*Data entries:*
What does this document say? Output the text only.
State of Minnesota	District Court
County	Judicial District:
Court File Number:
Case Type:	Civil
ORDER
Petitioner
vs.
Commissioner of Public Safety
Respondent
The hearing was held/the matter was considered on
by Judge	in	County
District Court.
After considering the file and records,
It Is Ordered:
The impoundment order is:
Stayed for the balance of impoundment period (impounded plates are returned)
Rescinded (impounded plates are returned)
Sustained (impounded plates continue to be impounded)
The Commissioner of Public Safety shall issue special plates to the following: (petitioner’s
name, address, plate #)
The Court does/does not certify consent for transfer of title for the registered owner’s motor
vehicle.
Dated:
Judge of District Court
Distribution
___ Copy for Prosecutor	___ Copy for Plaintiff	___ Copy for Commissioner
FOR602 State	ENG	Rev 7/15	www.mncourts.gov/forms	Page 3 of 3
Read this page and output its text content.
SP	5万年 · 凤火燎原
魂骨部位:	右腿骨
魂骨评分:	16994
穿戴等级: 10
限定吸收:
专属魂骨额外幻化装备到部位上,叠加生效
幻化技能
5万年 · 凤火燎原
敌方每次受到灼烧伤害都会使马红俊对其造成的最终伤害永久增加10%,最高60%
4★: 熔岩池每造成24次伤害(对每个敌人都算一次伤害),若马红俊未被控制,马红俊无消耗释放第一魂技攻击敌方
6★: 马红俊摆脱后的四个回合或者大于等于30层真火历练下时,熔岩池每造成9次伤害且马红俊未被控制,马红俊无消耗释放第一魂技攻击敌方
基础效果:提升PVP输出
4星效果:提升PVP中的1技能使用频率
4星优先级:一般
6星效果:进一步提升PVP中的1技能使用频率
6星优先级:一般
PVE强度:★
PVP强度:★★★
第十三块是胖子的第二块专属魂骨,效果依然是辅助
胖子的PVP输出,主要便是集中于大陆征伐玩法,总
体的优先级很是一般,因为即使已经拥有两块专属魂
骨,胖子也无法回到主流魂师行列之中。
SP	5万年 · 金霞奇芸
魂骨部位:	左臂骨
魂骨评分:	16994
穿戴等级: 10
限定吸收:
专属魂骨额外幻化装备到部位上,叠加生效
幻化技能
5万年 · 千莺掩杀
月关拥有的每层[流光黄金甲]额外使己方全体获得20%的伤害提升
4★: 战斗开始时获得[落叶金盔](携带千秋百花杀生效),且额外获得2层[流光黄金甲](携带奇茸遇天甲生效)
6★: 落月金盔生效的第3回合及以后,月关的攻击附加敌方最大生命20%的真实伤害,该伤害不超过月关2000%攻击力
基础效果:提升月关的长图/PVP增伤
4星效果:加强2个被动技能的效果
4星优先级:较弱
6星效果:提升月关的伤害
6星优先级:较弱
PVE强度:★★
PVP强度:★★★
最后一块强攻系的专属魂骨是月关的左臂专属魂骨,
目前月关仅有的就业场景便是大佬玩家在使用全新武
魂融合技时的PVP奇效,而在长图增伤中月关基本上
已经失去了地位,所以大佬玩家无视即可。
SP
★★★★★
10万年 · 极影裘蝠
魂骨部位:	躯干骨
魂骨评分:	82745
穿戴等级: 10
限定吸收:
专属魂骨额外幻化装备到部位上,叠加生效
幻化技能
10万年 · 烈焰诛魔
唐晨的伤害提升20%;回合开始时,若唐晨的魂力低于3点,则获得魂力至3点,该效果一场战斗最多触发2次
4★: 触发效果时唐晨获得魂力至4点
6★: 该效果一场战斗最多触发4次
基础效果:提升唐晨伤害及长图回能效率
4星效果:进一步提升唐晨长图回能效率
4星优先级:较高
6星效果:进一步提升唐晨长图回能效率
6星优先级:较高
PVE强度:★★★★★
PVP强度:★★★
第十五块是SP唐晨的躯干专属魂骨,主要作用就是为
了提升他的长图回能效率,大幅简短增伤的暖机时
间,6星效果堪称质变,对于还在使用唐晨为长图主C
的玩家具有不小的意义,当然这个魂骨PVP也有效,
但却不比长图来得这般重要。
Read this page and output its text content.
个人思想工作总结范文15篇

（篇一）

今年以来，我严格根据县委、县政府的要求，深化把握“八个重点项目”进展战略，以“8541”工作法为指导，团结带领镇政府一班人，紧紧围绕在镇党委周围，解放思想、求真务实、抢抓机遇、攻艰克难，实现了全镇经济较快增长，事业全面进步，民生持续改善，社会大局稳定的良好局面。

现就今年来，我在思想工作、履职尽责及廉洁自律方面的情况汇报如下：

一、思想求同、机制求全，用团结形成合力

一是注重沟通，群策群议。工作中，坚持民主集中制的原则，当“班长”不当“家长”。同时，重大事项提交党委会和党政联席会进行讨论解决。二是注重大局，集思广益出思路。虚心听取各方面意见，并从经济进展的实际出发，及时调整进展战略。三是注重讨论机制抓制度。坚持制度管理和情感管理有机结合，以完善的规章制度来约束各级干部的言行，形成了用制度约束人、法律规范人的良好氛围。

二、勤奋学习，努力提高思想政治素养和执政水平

*Task brief:*
Pull every line holding "returned" out of the records.

*Exercise solution:*
Stayed for the balance of impoundment period (impounded plates are returned)
Rescinded (impounded plates are returned)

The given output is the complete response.